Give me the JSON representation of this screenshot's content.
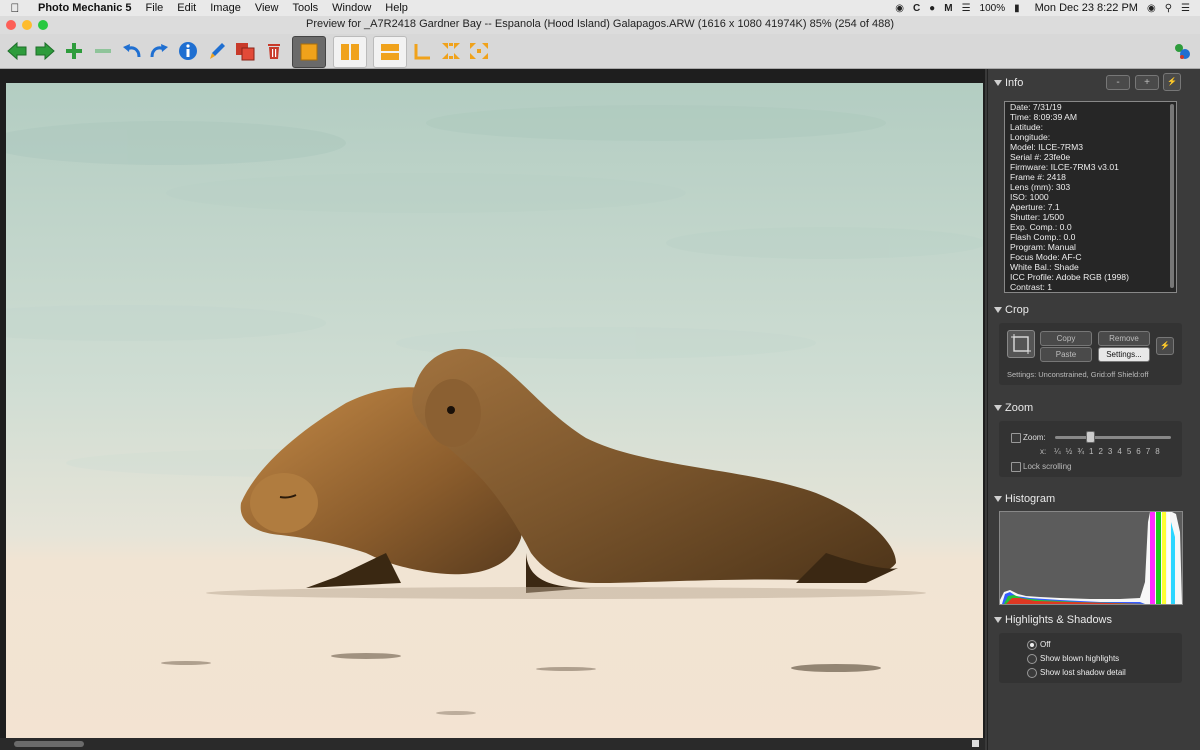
{
  "menubar": {
    "app_name": "Photo Mechanic 5",
    "items": [
      "File",
      "Edit",
      "Image",
      "View",
      "Tools",
      "Window",
      "Help"
    ],
    "battery": "100%",
    "datetime": "Mon Dec 23  8:22 PM"
  },
  "window": {
    "title": "Preview for _A7R2418 Gardner Bay -- Espanola (Hood Island)  Galapagos.ARW (1616 x 1080 41974K) 85% (254 of 488)"
  },
  "colors": {
    "accent": "#f0a21b",
    "green": "#2e9c3c",
    "blue": "#1f6fd1",
    "red": "#c83a2a"
  },
  "sidebar": {
    "info": {
      "title": "Info",
      "btn_minus": "-",
      "btn_plus": "+",
      "rows": [
        "Date: 7/31/19",
        "Time: 8:09:39 AM",
        "Latitude:",
        "Longitude:",
        "Model: ILCE-7RM3",
        "Serial #: 23fe0e",
        "Firmware: ILCE-7RM3 v3.01",
        "Frame #: 2418",
        "Lens (mm): 303",
        "ISO: 1000",
        "Aperture: 7.1",
        "Shutter: 1/500",
        "Exp. Comp.: 0.0",
        "Flash Comp.: 0.0",
        "Program: Manual",
        "Focus Mode: AF-C",
        "White Bal.: Shade",
        "ICC Profile: Adobe RGB (1998)",
        "Contrast: 1"
      ]
    },
    "crop": {
      "title": "Crop",
      "copy": "Copy",
      "remove": "Remove",
      "paste": "Paste",
      "settings": "Settings...",
      "settings_text": "Settings:   Unconstrained, Grid:off Shield:off"
    },
    "zoom": {
      "title": "Zoom",
      "label": "Zoom:",
      "x_label": "x:",
      "marks": [
        "¼",
        "½",
        "¾",
        "1",
        "2",
        "3",
        "4",
        "5",
        "6",
        "7",
        "8"
      ],
      "lock": "Lock scrolling"
    },
    "histogram": {
      "title": "Histogram"
    },
    "highlights": {
      "title": "Highlights & Shadows",
      "options": [
        "Off",
        "Show blown highlights",
        "Show lost shadow detail"
      ],
      "selected": 0
    }
  }
}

WRITTEN REQUEST: Reproduce the material above verbatim; omit every picture.

SOLUTION TO THIS PROBLEM:
Give me the JSON representation of this screenshot's content.
{
  "menubar": {
    "app_name": "Photo Mechanic 5",
    "items": [
      "File",
      "Edit",
      "Image",
      "View",
      "Tools",
      "Window",
      "Help"
    ],
    "battery": "100%",
    "datetime": "Mon Dec 23  8:22 PM"
  },
  "window": {
    "title": "Preview for _A7R2418 Gardner Bay -- Espanola (Hood Island)  Galapagos.ARW (1616 x 1080 41974K) 85% (254 of 488)"
  },
  "colors": {
    "accent": "#f0a21b",
    "green": "#2e9c3c",
    "blue": "#1f6fd1",
    "red": "#c83a2a"
  },
  "sidebar": {
    "info": {
      "title": "Info",
      "btn_minus": "-",
      "btn_plus": "+",
      "rows": [
        "Date: 7/31/19",
        "Time: 8:09:39 AM",
        "Latitude:",
        "Longitude:",
        "Model: ILCE-7RM3",
        "Serial #: 23fe0e",
        "Firmware: ILCE-7RM3 v3.01",
        "Frame #: 2418",
        "Lens (mm): 303",
        "ISO: 1000",
        "Aperture: 7.1",
        "Shutter: 1/500",
        "Exp. Comp.: 0.0",
        "Flash Comp.: 0.0",
        "Program: Manual",
        "Focus Mode: AF-C",
        "White Bal.: Shade",
        "ICC Profile: Adobe RGB (1998)",
        "Contrast: 1"
      ]
    },
    "crop": {
      "title": "Crop",
      "copy": "Copy",
      "remove": "Remove",
      "paste": "Paste",
      "settings": "Settings...",
      "settings_text": "Settings:   Unconstrained, Grid:off Shield:off"
    },
    "zoom": {
      "title": "Zoom",
      "label": "Zoom:",
      "x_label": "x:",
      "marks": [
        "¼",
        "½",
        "¾",
        "1",
        "2",
        "3",
        "4",
        "5",
        "6",
        "7",
        "8"
      ],
      "lock": "Lock scrolling"
    },
    "histogram": {
      "title": "Histogram"
    },
    "highlights": {
      "title": "Highlights & Shadows",
      "options": [
        "Off",
        "Show blown highlights",
        "Show lost shadow detail"
      ],
      "selected": 0
    }
  }
}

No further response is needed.